WHAT IS REQUIRED: Your task is to quote the material that follows, in full and exactly.

RECORDED DATA:
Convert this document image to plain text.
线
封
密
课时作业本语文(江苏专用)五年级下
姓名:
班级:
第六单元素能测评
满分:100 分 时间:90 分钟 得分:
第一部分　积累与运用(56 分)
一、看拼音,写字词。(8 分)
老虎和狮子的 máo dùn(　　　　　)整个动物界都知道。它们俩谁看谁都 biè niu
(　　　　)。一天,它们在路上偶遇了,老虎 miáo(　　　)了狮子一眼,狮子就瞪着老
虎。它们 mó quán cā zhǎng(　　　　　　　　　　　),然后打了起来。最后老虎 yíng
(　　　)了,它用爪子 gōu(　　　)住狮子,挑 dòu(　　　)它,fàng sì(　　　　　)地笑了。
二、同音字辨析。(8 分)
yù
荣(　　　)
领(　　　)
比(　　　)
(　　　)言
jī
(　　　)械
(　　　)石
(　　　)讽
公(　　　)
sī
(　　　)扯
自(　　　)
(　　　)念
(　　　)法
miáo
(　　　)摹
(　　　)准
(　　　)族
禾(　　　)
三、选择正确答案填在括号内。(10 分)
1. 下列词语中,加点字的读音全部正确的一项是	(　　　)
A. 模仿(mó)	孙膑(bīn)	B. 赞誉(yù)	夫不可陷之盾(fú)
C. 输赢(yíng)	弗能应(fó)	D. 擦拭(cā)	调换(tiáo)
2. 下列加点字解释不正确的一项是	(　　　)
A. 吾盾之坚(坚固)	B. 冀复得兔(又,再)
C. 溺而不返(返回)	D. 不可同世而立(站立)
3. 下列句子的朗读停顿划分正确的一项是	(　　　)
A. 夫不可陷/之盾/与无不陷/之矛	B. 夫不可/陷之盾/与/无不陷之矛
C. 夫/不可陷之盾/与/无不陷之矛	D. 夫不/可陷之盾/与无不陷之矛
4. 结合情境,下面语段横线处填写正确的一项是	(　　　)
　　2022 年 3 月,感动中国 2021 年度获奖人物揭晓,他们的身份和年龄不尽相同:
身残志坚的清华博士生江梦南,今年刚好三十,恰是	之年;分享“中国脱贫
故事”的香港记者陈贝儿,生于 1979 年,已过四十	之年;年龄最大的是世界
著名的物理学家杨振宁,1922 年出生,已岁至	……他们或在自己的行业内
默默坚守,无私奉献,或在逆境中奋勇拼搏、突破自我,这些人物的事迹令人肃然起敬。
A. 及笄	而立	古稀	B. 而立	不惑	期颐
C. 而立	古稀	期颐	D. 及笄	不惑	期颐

PROBLEM SOLUTION:
Convert this document image to plain text.
线
封
密
课时作业本语文(江苏专用)五年级下
姓名:
班级:
第六单元素能测评
满分:100 分 时间:90 分钟 得分:
第一部分　积累与运用(56 分)
一、看拼音,写字词。(8 分)
老虎和狮子的 máo dùn(　　　　　)整个动物界都知道。它们俩谁看谁都 biè niu
(　　　　)。一天,它们在路上偶遇了,老虎 miáo(　　　)了狮子一眼,狮子就瞪着老
虎。它们 mó quán cā zhǎng(　　　　　　　　　　　),然后打了起来。最后老虎 yíng
(　　　)了,它用爪子 gōu(　　　)住狮子,挑 dòu(　　　)它,fàng sì(　　　　　)地笑了。
二、同音字辨析。(8 分)
yù
荣(　　　)
领(　　　)
比(　　　)
(　　　)言
jī
(　　　)械
(　　　)石
(　　　)讽
公(　　　)
sī
(　　　)扯
自(　　　)
(　　　)念
(　　　)法
miáo
(　　　)摹
(　　　)准
(　　　)族
禾(　　　)
三、选择正确答案填在括号内。(10 分)
1. 下列词语中,加点字的读音全部正确的一项是	(　　　)
A. 模仿(mó)	孙膑(bīn)	B. 赞誉(yù)	夫不可陷之盾(fú)
C. 输赢(yíng)	弗能应(fó)	D. 擦拭(cā)	调换(tiáo)
2. 下列加点字解释不正确的一项是	(　　　)
A. 吾盾之坚(坚固)	B. 冀复得兔(又,再)
C. 溺而不返(返回)	D. 不可同世而立(站立)
3. 下列句子的朗读停顿划分正确的一项是	(　　　)
A. 夫不可陷/之盾/与无不陷/之矛	B. 夫不可/陷之盾/与/无不陷之矛
C. 夫/不可陷之盾/与/无不陷之矛	D. 夫不/可陷之盾/与无不陷之矛
4. 结合情境,下面语段横线处填写正确的一项是	(　　　)
　　2022 年 3 月,感动中国 2021 年度获奖人物揭晓,他们的身份和年龄不尽相同:
身残志坚的清华博士生江梦南,今年刚好三十,恰是	之年;分享“中国脱贫
故事”的香港记者陈贝儿,生于 1979 年,已过四十	之年;年龄最大的是世界
著名的物理学家杨振宁,1922 年出生,已岁至	……他们或在自己的行业内
默默坚守,无私奉献,或在逆境中奋勇拼搏、突破自我,这些人物的事迹令人肃然起敬。
A. 及笄	而立	古稀	B. 而立	不惑	期颐
C. 而立	古稀	期颐	D. 及笄	不惑	期颐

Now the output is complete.